* Problem to work on: Assemble all lines in which the string "автомобилей" appears.

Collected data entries
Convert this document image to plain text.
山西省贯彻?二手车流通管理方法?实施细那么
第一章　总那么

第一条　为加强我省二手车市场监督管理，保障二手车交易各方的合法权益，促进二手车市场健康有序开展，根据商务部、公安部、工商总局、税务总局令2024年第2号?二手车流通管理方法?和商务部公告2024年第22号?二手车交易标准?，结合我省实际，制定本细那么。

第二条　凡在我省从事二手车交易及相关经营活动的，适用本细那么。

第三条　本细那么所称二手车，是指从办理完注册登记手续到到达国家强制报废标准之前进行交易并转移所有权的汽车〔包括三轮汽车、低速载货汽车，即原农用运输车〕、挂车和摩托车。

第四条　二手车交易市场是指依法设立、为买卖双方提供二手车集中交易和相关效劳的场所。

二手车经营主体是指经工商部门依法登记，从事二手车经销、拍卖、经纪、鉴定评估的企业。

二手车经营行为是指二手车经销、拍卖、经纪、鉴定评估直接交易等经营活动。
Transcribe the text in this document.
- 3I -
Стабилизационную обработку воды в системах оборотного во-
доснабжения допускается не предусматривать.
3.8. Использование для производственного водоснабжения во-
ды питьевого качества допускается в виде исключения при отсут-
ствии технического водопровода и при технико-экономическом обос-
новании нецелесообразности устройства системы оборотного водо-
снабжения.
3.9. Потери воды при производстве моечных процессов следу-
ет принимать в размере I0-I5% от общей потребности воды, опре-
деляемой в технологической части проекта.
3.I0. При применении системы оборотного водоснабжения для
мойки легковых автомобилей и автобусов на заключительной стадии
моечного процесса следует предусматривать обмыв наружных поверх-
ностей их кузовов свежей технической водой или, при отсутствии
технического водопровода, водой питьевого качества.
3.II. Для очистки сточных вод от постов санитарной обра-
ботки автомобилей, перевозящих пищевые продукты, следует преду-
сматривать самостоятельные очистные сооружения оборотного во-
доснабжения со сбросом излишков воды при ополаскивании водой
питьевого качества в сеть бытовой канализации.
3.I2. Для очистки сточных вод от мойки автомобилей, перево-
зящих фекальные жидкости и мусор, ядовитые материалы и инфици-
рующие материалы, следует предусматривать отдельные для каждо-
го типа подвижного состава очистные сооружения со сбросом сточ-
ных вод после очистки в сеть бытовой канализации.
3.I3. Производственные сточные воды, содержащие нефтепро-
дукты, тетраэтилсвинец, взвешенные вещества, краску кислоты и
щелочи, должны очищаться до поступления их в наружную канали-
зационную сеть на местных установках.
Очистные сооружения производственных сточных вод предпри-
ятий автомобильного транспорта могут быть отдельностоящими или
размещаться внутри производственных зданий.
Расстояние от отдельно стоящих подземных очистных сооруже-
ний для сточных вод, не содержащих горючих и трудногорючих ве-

* Result below:
мойки легковых автомобилей и автобусов на заключительной стадии
ботки автомобилей, перевозящих пищевые продукты, следует преду-
3.I2. Для очистки сточных вод от мойки автомобилей, перево-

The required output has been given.